## [Stored rows]
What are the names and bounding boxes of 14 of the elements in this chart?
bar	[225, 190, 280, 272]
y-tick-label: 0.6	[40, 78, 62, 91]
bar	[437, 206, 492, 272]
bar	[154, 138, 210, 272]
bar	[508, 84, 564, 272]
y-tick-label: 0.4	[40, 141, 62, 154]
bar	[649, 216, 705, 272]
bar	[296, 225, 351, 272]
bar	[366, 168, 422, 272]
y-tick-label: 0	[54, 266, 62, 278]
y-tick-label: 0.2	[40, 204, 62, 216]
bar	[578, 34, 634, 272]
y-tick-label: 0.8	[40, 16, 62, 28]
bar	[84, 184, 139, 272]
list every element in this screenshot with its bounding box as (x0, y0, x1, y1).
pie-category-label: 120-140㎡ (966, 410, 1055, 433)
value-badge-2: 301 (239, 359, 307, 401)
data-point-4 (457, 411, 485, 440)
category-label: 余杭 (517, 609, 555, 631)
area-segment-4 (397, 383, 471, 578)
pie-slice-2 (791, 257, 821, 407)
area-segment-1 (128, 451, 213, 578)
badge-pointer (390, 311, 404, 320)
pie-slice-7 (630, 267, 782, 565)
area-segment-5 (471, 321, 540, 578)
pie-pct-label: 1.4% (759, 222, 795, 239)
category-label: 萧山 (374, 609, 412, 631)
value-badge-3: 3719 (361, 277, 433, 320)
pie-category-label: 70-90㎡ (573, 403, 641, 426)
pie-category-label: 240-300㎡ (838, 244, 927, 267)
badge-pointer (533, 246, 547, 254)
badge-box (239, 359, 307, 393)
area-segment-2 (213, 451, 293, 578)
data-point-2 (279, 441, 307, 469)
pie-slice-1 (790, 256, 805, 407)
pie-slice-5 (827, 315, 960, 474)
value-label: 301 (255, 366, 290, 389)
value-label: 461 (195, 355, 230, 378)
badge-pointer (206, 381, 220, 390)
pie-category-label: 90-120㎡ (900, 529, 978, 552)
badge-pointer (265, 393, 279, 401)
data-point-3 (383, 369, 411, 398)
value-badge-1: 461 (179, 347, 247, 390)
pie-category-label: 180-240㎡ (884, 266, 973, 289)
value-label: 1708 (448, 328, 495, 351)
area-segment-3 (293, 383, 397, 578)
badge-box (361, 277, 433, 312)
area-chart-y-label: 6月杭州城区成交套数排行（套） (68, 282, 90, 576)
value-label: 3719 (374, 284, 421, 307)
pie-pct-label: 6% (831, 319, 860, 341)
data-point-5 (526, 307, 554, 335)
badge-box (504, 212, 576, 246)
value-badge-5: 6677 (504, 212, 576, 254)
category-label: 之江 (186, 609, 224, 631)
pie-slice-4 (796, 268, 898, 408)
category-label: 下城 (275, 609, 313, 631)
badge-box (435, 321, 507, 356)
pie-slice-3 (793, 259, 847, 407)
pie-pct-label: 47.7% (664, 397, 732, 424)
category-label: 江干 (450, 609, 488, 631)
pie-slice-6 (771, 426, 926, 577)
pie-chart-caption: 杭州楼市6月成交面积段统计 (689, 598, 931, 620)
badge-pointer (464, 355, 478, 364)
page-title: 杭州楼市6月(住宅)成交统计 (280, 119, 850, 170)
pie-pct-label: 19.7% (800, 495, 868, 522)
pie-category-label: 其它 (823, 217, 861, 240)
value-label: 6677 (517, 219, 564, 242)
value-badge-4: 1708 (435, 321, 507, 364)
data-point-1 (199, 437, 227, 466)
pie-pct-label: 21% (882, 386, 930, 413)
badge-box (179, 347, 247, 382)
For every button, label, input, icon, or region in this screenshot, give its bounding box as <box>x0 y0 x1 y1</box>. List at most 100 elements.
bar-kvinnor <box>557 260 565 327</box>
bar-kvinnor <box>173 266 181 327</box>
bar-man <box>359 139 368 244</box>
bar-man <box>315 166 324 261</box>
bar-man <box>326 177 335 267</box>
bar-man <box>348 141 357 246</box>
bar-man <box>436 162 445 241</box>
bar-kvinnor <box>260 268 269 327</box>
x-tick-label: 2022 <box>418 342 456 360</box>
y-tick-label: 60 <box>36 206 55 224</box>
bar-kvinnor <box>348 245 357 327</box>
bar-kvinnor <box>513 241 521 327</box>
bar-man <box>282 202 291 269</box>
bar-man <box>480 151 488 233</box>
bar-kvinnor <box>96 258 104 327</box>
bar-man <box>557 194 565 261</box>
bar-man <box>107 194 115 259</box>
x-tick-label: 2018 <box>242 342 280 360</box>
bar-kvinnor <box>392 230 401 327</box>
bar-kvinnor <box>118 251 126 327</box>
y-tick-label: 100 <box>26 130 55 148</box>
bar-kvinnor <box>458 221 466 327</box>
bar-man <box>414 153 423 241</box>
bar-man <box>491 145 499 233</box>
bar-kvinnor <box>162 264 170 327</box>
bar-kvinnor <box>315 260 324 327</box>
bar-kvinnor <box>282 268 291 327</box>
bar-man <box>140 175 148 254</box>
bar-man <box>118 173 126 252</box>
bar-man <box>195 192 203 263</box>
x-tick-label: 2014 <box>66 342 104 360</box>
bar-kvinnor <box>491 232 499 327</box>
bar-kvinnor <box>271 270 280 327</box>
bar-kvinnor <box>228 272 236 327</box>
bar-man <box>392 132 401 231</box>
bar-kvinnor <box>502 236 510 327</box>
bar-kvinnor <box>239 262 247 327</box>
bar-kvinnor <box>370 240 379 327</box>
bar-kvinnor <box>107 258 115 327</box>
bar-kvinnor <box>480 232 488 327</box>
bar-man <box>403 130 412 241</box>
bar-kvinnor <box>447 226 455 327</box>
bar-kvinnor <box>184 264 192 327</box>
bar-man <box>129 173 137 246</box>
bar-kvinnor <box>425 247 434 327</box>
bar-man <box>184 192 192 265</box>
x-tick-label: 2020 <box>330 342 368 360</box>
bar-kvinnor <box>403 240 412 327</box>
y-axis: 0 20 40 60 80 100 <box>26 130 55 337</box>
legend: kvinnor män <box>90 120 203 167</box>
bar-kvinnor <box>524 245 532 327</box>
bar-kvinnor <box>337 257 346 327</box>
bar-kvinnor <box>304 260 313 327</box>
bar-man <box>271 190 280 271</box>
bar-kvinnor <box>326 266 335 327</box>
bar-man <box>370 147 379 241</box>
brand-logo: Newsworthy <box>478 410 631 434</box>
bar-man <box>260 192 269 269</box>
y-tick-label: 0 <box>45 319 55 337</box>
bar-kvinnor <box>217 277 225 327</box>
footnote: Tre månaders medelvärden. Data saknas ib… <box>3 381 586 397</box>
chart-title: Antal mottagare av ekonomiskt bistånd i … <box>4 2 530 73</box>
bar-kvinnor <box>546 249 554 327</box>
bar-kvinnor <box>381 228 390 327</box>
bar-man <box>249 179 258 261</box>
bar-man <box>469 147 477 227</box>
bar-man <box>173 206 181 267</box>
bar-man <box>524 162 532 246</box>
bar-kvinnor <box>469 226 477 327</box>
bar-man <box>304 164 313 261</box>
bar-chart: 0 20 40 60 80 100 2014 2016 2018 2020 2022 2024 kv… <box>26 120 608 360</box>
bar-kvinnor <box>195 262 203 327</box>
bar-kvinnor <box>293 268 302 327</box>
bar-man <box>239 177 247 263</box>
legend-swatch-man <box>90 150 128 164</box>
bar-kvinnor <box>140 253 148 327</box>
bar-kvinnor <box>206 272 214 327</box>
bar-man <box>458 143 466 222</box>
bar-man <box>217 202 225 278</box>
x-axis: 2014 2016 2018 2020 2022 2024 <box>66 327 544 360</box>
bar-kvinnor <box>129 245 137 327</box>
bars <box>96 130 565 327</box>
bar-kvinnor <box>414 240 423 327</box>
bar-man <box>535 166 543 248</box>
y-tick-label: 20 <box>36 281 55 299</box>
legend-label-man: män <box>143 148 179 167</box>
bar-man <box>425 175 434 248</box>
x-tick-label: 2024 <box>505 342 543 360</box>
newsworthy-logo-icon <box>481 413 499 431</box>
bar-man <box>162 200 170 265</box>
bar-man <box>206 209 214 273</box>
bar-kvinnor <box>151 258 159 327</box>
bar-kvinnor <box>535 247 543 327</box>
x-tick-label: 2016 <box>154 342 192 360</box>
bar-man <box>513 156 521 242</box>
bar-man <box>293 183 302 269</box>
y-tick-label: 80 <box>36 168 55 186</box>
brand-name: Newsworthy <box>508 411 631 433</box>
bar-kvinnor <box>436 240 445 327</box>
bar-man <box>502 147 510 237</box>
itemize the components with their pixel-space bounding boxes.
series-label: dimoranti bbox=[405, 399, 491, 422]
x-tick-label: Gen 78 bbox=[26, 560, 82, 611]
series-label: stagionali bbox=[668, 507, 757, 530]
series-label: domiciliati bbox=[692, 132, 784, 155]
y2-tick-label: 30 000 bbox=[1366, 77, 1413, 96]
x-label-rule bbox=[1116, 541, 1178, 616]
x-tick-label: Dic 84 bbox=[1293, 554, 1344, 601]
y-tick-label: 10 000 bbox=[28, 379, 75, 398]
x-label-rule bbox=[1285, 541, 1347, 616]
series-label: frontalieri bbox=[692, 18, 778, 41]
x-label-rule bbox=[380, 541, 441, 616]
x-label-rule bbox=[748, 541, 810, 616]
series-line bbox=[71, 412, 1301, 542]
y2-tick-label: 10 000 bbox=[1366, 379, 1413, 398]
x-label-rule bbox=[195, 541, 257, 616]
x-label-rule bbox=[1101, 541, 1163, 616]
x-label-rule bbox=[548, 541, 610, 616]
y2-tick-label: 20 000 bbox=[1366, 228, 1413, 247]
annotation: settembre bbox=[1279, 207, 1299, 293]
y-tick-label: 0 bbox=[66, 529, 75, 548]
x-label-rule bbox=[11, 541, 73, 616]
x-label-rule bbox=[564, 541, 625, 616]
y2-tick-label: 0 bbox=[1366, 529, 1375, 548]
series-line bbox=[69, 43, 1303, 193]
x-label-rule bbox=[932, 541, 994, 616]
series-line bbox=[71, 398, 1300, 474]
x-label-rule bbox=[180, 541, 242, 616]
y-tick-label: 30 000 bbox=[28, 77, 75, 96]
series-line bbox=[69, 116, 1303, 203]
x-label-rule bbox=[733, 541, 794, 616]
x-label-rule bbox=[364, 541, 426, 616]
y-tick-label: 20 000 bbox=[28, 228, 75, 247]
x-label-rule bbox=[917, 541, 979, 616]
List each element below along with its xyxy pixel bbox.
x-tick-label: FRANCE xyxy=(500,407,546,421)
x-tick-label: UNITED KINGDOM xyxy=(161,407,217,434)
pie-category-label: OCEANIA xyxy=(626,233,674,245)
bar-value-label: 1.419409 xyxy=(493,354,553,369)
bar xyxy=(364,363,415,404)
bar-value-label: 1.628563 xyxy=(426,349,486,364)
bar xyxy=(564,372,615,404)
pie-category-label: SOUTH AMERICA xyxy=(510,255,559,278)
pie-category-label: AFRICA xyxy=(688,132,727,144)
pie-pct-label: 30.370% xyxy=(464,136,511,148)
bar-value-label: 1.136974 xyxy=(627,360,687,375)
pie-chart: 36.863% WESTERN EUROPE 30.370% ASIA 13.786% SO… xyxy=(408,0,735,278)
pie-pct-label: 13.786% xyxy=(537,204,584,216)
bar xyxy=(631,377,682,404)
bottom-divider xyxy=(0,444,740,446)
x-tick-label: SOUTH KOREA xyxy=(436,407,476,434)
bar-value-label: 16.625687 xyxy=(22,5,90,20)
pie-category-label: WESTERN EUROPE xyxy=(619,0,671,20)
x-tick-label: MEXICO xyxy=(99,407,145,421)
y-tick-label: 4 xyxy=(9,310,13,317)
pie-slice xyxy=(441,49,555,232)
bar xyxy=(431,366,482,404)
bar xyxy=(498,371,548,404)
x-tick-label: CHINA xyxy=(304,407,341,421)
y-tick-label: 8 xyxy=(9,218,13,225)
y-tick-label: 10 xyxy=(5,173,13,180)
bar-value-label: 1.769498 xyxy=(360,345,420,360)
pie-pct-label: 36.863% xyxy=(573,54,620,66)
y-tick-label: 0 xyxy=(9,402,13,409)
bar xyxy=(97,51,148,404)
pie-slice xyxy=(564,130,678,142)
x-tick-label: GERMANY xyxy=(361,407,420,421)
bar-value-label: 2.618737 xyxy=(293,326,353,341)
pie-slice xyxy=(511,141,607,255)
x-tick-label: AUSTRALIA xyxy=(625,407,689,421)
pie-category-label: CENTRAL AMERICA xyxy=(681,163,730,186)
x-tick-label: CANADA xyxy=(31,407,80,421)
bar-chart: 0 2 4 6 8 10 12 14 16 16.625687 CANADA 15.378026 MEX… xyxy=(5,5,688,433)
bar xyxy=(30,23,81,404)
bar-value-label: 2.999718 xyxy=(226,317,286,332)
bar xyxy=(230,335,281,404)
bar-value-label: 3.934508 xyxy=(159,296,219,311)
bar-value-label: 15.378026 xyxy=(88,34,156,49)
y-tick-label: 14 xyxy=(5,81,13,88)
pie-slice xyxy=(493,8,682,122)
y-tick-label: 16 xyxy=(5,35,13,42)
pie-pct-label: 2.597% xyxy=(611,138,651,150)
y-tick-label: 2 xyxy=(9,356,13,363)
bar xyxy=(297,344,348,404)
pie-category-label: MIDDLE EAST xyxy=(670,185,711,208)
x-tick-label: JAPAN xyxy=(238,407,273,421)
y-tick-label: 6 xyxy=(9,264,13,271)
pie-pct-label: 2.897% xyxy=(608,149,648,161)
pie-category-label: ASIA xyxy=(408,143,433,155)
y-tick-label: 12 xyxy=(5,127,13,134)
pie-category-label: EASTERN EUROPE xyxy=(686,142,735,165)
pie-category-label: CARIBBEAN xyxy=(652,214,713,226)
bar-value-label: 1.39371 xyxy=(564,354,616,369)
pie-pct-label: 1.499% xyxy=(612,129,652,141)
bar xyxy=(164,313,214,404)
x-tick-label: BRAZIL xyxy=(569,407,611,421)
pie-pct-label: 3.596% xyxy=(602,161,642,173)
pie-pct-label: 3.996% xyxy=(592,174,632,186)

## [Work required]
Please copy the listing above verbatim, starting at its very first line and ending after the line that contains "pie-slice-2 (791, 257, 821, 407)", with both of those lines included.

## [Complete response]
What are the names and bounding boxes of 14 of the elements in this chart?
bar	[225, 190, 280, 272]
y-tick-label: 0.6	[40, 78, 62, 91]
bar	[437, 206, 492, 272]
bar	[154, 138, 210, 272]
bar	[508, 84, 564, 272]
y-tick-label: 0.4	[40, 141, 62, 154]
bar	[649, 216, 705, 272]
bar	[296, 225, 351, 272]
bar	[366, 168, 422, 272]
y-tick-label: 0	[54, 266, 62, 278]
y-tick-label: 0.2	[40, 204, 62, 216]
bar	[578, 34, 634, 272]
y-tick-label: 0.8	[40, 16, 62, 28]
bar	[84, 184, 139, 272]
list every element in this screenshot with its bounding box as (x0, y0, x1, y1).
pie-category-label: 120-140㎡ (966, 410, 1055, 433)
value-badge-2: 301 (239, 359, 307, 401)
data-point-4 (457, 411, 485, 440)
category-label: 余杭 (517, 609, 555, 631)
area-segment-4 (397, 383, 471, 578)
pie-slice-2 (791, 257, 821, 407)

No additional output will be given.